**TASK BRIEF:** Convert the lines of the listing into a Markdown table with the columns Row and Entry, starting at the first line of the listing and ending at the line containing "- element-cell: 39". Put a row number under Row and the line under Entry, and leave out any blank lines.

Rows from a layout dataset
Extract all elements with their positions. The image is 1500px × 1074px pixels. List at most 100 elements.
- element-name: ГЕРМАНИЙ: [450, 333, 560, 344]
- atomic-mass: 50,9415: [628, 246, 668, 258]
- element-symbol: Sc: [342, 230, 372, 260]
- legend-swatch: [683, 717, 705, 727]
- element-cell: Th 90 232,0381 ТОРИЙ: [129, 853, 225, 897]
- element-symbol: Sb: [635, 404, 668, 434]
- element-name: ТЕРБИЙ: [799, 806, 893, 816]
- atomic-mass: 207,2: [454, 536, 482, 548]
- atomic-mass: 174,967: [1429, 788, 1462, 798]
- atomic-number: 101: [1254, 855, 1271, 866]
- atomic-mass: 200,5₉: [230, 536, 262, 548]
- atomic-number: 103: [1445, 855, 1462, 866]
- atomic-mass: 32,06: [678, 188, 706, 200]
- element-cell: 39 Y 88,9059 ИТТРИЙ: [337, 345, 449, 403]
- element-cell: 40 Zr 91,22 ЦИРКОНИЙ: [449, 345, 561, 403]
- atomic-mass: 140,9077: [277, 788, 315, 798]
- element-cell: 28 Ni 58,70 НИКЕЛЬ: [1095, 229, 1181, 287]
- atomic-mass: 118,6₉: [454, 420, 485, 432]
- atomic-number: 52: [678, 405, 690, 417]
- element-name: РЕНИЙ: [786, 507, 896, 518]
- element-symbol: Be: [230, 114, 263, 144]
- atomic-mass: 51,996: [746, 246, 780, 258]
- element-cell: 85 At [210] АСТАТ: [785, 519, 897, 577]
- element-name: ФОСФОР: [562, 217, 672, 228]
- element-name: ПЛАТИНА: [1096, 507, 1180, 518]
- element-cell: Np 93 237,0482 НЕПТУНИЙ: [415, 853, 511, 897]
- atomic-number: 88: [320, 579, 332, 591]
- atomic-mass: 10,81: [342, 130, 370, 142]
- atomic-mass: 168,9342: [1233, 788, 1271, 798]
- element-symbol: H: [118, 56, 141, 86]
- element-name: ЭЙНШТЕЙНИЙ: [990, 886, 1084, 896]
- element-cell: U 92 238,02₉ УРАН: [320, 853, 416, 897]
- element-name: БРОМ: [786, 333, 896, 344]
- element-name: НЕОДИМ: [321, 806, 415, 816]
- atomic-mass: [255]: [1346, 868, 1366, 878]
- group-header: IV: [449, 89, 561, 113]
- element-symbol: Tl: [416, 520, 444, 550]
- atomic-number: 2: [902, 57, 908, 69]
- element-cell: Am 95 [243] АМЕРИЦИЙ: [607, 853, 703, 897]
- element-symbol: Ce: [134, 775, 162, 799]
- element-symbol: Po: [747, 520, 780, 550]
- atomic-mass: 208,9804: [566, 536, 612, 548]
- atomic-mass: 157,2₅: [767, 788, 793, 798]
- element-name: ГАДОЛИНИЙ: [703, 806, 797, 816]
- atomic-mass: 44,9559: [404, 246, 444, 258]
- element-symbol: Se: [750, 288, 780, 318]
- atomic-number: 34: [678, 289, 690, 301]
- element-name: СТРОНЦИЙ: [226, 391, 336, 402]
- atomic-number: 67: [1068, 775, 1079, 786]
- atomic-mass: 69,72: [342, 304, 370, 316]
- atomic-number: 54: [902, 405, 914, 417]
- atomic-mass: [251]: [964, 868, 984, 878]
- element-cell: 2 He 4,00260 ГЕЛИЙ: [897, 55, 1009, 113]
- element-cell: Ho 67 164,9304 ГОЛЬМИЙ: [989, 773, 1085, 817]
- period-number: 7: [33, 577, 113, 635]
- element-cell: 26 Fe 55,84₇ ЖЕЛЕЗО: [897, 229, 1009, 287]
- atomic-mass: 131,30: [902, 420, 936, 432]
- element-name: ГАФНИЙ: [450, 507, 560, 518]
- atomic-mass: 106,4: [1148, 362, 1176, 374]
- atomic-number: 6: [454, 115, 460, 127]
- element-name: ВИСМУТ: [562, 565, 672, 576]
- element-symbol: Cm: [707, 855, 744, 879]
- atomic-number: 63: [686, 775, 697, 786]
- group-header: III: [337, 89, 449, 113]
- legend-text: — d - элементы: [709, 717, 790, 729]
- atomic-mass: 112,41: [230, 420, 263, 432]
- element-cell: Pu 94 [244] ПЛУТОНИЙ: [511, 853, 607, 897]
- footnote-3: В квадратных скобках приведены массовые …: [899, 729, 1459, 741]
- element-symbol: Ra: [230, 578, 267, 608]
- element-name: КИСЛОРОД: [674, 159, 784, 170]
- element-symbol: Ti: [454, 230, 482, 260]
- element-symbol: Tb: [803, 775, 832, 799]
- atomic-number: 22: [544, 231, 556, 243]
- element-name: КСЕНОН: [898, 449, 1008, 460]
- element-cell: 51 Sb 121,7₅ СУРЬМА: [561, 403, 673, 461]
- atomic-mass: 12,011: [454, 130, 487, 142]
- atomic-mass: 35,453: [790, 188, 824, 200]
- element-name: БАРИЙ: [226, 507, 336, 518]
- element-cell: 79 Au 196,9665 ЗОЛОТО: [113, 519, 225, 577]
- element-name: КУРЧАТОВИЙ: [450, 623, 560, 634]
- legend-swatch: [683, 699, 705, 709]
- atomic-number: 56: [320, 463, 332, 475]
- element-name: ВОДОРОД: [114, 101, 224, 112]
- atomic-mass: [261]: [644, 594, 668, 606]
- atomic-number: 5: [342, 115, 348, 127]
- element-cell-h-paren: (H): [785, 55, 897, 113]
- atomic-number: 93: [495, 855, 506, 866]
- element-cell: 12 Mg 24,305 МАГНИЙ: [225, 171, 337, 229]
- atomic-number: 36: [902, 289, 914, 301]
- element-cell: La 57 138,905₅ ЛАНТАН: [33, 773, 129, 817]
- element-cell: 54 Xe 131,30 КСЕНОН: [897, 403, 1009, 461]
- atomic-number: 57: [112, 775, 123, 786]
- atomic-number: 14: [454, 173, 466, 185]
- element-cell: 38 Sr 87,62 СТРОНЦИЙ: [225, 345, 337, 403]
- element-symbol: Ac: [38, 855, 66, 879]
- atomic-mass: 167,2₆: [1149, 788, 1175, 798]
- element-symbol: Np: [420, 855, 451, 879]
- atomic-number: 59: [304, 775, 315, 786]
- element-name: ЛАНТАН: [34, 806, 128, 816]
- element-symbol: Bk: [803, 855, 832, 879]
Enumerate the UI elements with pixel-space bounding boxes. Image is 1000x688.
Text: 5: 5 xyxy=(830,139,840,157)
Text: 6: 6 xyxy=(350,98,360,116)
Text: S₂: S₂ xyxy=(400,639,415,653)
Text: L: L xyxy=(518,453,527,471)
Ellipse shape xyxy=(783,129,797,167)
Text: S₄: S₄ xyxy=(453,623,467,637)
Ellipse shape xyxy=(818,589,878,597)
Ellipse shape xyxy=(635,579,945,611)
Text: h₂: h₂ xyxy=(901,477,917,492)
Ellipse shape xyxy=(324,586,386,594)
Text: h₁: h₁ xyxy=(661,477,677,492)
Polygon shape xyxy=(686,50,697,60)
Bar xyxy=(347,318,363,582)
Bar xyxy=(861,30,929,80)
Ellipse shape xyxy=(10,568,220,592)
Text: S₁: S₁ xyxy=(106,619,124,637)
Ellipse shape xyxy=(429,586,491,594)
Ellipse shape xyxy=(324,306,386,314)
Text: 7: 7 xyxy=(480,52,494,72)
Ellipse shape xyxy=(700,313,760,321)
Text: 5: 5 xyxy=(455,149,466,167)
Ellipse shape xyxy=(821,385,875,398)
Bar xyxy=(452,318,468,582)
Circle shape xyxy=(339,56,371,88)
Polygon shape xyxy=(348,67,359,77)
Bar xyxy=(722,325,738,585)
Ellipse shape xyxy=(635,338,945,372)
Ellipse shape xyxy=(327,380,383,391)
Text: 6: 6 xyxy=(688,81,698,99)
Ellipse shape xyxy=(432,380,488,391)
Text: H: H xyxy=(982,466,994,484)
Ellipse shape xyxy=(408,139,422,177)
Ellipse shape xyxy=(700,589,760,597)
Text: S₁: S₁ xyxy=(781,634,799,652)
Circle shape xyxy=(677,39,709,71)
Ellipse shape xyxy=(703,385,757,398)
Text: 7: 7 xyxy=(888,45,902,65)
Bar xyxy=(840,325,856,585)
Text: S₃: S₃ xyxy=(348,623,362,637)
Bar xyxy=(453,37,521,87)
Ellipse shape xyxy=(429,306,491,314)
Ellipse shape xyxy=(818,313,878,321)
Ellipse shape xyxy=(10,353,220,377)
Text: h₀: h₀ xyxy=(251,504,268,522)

**ANSWER FOR THIS EXERCISE:**
| Row | Entry |
|---|---|
| 1 | Extract all elements with their positions. The image is 1500px × 1074px pixels. List at most 100 elements. |
| 2 | - element-name: ГЕРМАНИЙ: [450, 333, 560, 344] |
| 3 | - atomic-mass: 50,9415: [628, 246, 668, 258] |
| 4 | - element-symbol: Sc: [342, 230, 372, 260] |
| 5 | - legend-swatch: [683, 717, 705, 727] |
| 6 | - element-cell: Th 90 232,0381 ТОРИЙ: [129, 853, 225, 897] |
| 7 | - element-symbol: Sb: [635, 404, 668, 434] |
| 8 | - element-name: ТЕРБИЙ: [799, 806, 893, 816] |
| 9 | - atomic-mass: 207,2: [454, 536, 482, 548] |
| 10 | - atomic-mass: 174,967: [1429, 788, 1462, 798] |
| 11 | - atomic-number: 101: [1254, 855, 1271, 866] |
| 12 | - atomic-mass: 200,5₉: [230, 536, 262, 548] |
| 13 | - atomic-number: 103: [1445, 855, 1462, 866] |
| 14 | - atomic-mass: 32,06: [678, 188, 706, 200] |
| 15 | - element-cell: 39 Y 88,9059 ИТТРИЙ: [337, 345, 449, 403] |